──────── RECORDS TO PROCESS ────────
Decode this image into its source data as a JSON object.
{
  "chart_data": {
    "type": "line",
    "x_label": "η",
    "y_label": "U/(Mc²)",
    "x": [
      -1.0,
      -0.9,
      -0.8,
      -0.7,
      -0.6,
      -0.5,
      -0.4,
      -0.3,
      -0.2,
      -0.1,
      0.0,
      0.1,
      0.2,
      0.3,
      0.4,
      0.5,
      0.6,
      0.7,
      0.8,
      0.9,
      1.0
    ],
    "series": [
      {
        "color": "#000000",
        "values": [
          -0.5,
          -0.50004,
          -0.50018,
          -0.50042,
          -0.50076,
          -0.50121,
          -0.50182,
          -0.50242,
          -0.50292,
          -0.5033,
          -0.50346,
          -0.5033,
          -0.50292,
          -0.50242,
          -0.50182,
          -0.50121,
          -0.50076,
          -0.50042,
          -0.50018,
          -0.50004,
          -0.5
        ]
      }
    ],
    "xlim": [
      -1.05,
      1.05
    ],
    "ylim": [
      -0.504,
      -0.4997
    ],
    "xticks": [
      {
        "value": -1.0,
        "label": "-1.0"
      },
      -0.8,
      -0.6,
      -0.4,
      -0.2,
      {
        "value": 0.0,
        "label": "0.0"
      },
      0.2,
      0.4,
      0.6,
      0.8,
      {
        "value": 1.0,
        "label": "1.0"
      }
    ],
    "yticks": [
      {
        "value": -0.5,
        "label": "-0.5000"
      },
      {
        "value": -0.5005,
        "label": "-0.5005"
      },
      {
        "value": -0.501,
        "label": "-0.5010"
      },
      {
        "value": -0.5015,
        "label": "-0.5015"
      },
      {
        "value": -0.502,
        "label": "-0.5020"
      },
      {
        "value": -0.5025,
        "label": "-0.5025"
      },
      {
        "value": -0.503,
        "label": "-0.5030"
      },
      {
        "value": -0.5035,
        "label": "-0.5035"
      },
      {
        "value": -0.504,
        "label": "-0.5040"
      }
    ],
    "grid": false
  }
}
────────
### EXERCISE
Transcribe every entry verbatim.

### RESPONSE TO THIS TASK
Decode this image into its source data as a JSON object.
{
  "chart_data": {
    "type": "line",
    "x_label": "η",
    "y_label": "U/(Mc²)",
    "x": [
      -1.0,
      -0.9,
      -0.8,
      -0.7,
      -0.6,
      -0.5,
      -0.4,
      -0.3,
      -0.2,
      -0.1,
      0.0,
      0.1,
      0.2,
      0.3,
      0.4,
      0.5,
      0.6,
      0.7,
      0.8,
      0.9,
      1.0
    ],
    "series": [
      {
        "color": "#000000",
        "values": [
          -0.5,
          -0.50004,
          -0.50018,
          -0.50042,
          -0.50076,
          -0.50121,
          -0.50182,
          -0.50242,
          -0.50292,
          -0.5033,
          -0.50346,
          -0.5033,
          -0.50292,
          -0.50242,
          -0.50182,
          -0.50121,
          -0.50076,
          -0.50042,
          -0.50018,
          -0.50004,
          -0.5
        ]
      }
    ],
    "xlim": [
      -1.05,
      1.05
    ],
    "ylim": [
      -0.504,
      -0.4997
    ],
    "xticks": [
      {
        "value": -1.0,
        "label": "-1.0"
      },
      -0.8,
      -0.6,
      -0.4,
      -0.2,
      {
        "value": 0.0,
        "label": "0.0"
      },
      0.2,
      0.4,
      0.6,
      0.8,
      {
        "value": 1.0,
        "label": "1.0"
      }
    ],
    "yticks": [
      {
        "value": -0.5,
        "label": "-0.5000"
      },
      {
        "value": -0.5005,
        "label": "-0.5005"
      },
      {
        "value": -0.501,
        "label": "-0.5010"
      },
      {
        "value": -0.5015,
        "label": "-0.5015"
      },
      {
        "value": -0.502,
        "label": "-0.5020"
      },
      {
        "value": -0.5025,
        "label": "-0.5025"
      },
      {
        "value": -0.503,
        "label": "-0.5030"
      },
      {
        "value": -0.5035,
        "label": "-0.5035"
      },
      {
        "value": -0.504,
        "label": "-0.5040"
      }
    ],
    "grid": false
  }
}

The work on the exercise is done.